Please turn the entries between the lines holding "- type-tool[interactable]: [2, 164, 48, 204]" and "- toolbar-divider: [7, 608, 93, 609]", inclusive, into a numbered list, leaving out any blank lines.

» **Records for processing**
• • • • • • •

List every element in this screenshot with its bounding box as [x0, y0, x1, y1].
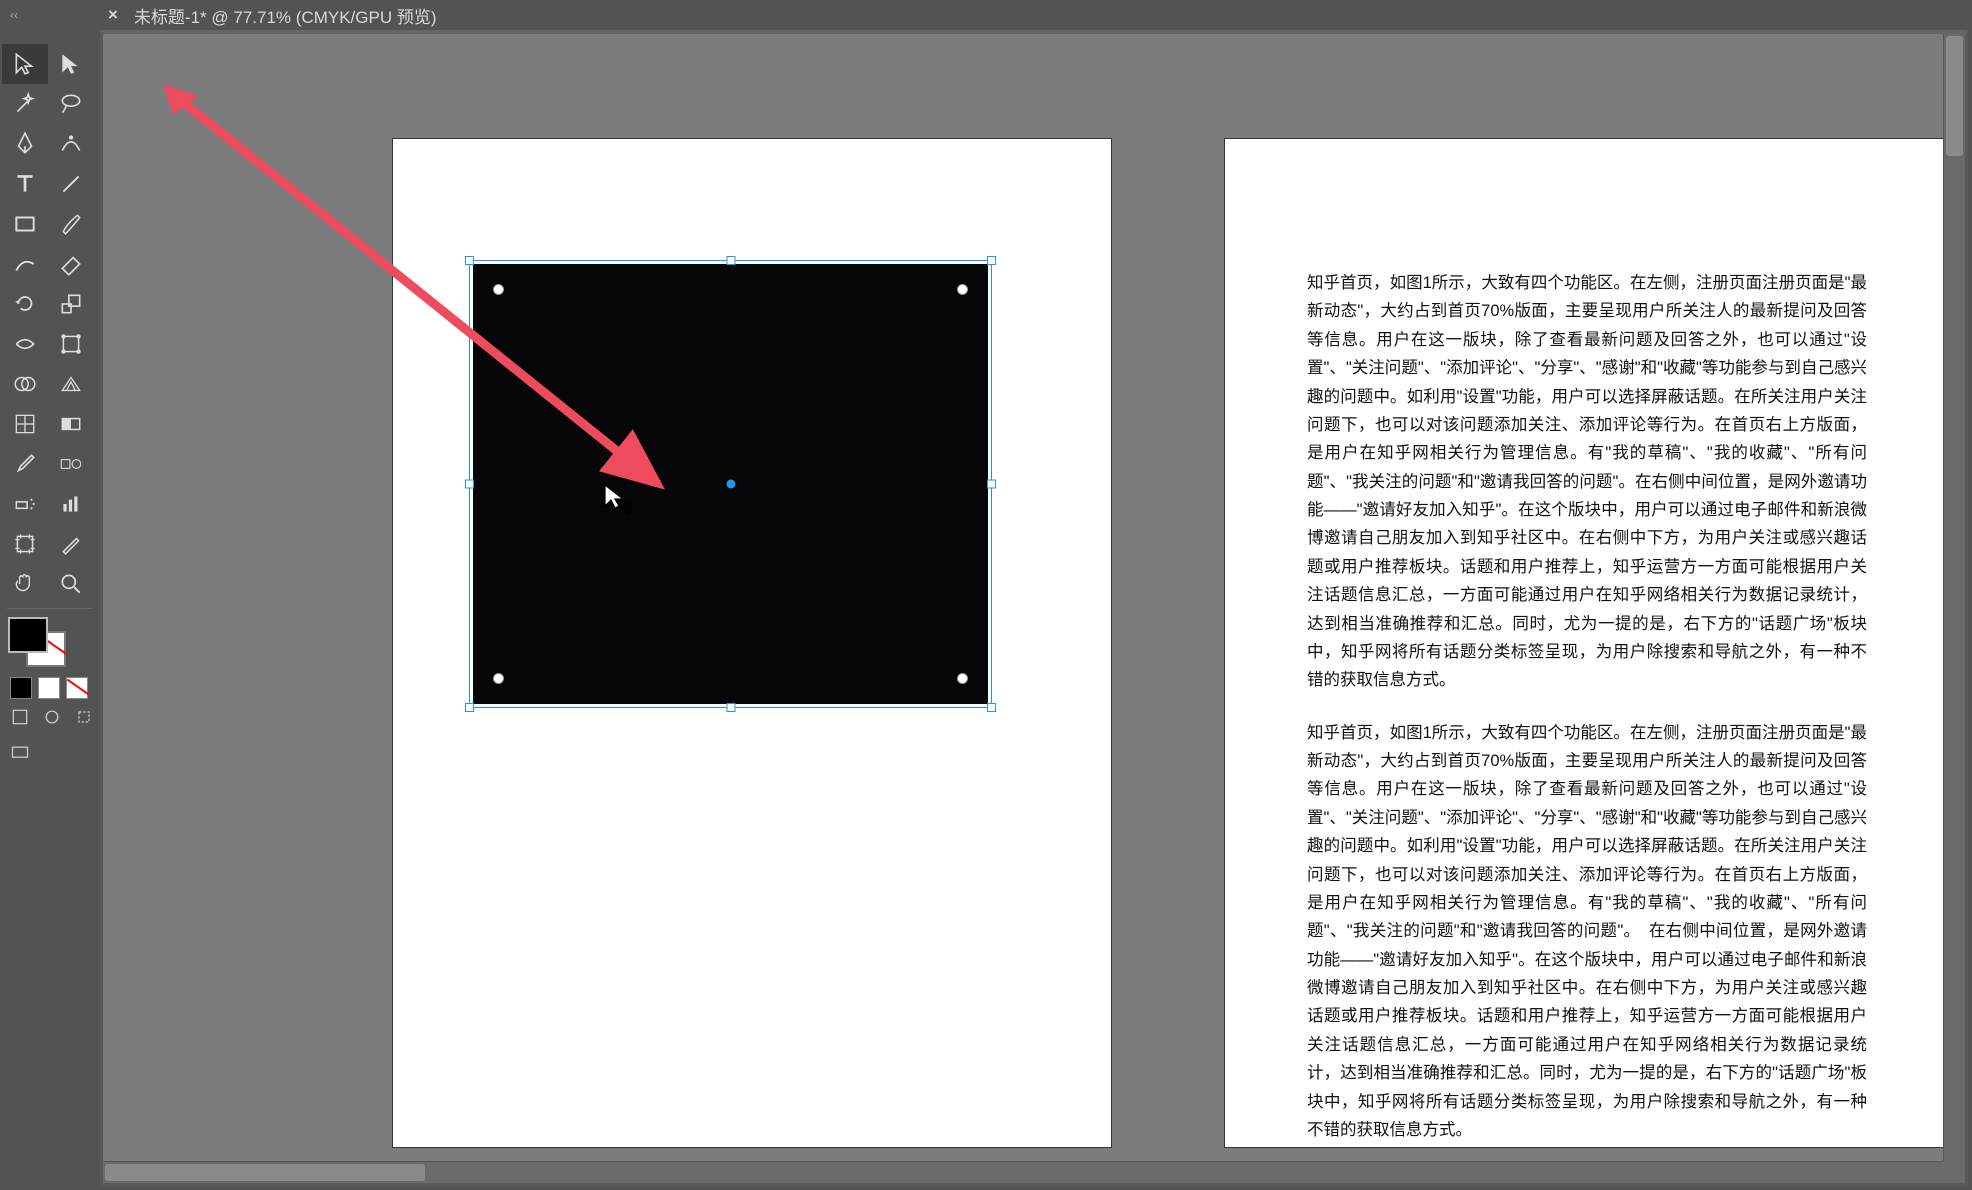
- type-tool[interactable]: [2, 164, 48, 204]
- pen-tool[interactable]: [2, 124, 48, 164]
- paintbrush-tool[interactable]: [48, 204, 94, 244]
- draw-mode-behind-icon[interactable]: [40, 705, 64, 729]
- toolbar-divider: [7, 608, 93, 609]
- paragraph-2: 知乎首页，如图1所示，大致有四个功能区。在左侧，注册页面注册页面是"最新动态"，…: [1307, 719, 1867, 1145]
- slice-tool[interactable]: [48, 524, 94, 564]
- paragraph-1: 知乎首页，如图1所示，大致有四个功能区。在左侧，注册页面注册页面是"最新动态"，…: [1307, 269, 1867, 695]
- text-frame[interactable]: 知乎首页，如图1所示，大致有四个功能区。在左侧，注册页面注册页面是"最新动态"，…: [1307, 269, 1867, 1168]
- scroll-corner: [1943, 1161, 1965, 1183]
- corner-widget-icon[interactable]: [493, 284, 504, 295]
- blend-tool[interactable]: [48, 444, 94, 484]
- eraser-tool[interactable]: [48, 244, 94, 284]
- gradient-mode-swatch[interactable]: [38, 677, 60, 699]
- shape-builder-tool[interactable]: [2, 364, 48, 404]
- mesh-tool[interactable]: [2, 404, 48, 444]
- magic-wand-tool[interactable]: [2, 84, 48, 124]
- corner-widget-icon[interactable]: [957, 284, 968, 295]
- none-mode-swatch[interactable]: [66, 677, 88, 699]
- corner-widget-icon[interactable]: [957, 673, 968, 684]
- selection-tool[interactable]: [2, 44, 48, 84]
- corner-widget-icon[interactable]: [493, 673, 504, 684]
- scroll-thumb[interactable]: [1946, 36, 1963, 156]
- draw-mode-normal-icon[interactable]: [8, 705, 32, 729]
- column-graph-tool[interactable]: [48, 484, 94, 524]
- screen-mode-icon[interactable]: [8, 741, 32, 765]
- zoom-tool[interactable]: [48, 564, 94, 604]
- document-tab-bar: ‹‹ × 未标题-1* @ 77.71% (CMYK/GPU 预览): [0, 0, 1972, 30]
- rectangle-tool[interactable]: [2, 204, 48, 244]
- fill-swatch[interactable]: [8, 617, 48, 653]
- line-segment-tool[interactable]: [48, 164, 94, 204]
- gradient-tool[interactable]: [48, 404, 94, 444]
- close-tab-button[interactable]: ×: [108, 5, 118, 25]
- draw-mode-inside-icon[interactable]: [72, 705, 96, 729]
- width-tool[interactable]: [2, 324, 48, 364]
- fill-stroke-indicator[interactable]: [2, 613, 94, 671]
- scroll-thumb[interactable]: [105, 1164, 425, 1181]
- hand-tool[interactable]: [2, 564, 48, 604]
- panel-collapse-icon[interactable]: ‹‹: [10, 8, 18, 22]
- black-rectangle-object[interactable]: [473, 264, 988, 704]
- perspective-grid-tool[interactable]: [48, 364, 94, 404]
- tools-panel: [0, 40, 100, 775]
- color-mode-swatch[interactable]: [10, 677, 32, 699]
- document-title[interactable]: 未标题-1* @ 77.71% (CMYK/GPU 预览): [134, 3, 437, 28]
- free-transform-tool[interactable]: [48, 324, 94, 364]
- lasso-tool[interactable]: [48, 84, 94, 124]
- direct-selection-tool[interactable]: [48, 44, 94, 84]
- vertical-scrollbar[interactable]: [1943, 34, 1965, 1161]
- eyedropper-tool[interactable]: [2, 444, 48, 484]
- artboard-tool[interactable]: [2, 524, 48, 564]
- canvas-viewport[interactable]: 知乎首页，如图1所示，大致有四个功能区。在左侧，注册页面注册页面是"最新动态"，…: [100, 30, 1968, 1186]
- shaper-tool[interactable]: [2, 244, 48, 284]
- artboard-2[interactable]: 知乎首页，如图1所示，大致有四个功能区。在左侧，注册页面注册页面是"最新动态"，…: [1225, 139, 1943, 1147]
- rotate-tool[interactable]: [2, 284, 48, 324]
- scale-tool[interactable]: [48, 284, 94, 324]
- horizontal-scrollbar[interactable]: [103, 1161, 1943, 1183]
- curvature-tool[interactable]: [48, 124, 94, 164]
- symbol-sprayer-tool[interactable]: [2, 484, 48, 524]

• • • • • • •

» **Solution to the exercise**
1. - type-tool[interactable]: [2, 164, 48, 204]
2. - pen-tool[interactable]: [2, 124, 48, 164]
3. - paintbrush-tool[interactable]: [48, 204, 94, 244]
4. - draw-mode-behind-icon[interactable]: [40, 705, 64, 729]
5. - toolbar-divider: [7, 608, 93, 609]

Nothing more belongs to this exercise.